──────── Data for this task ────────

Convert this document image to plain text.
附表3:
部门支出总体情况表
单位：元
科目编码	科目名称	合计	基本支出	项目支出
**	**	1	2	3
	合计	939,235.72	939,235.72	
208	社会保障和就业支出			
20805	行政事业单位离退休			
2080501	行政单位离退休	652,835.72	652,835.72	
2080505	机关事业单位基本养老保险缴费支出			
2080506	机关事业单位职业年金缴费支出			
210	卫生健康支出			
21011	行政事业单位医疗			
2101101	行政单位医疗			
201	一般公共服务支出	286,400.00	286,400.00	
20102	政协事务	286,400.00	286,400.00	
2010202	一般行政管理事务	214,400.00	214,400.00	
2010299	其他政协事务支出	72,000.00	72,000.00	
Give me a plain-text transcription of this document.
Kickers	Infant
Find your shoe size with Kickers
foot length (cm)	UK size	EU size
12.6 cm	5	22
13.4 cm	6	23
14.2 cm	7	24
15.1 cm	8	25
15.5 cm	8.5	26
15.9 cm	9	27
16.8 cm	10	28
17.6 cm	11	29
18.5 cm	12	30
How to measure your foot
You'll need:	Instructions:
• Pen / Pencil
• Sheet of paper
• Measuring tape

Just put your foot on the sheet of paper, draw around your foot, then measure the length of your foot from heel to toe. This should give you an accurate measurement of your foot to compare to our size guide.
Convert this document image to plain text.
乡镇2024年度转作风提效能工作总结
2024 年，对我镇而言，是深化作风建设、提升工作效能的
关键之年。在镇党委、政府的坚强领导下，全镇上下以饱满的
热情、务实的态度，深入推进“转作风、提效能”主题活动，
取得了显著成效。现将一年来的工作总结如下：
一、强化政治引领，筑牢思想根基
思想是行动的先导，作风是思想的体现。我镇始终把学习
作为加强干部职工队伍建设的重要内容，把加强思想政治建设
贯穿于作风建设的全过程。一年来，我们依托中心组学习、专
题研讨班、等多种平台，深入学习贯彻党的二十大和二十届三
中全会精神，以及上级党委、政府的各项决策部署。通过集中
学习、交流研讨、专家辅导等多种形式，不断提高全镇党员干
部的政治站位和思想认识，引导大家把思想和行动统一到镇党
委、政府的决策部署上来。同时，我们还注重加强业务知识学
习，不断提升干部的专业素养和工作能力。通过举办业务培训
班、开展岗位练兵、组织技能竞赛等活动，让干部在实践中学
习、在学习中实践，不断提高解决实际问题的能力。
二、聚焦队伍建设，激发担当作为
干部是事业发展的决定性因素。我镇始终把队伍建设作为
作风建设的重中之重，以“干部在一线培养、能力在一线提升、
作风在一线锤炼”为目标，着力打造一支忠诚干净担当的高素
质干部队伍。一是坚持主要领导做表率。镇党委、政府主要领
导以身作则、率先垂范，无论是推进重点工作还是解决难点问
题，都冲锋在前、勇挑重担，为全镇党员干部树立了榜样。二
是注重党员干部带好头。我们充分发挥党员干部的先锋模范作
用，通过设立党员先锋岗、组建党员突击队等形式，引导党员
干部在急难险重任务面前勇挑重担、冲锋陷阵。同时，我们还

────────

## Set problem
Where does the word "Kickers" appear in the listing? List each line that holds it.

## Full solution
Kickers	Infant
Find your shoe size with Kickers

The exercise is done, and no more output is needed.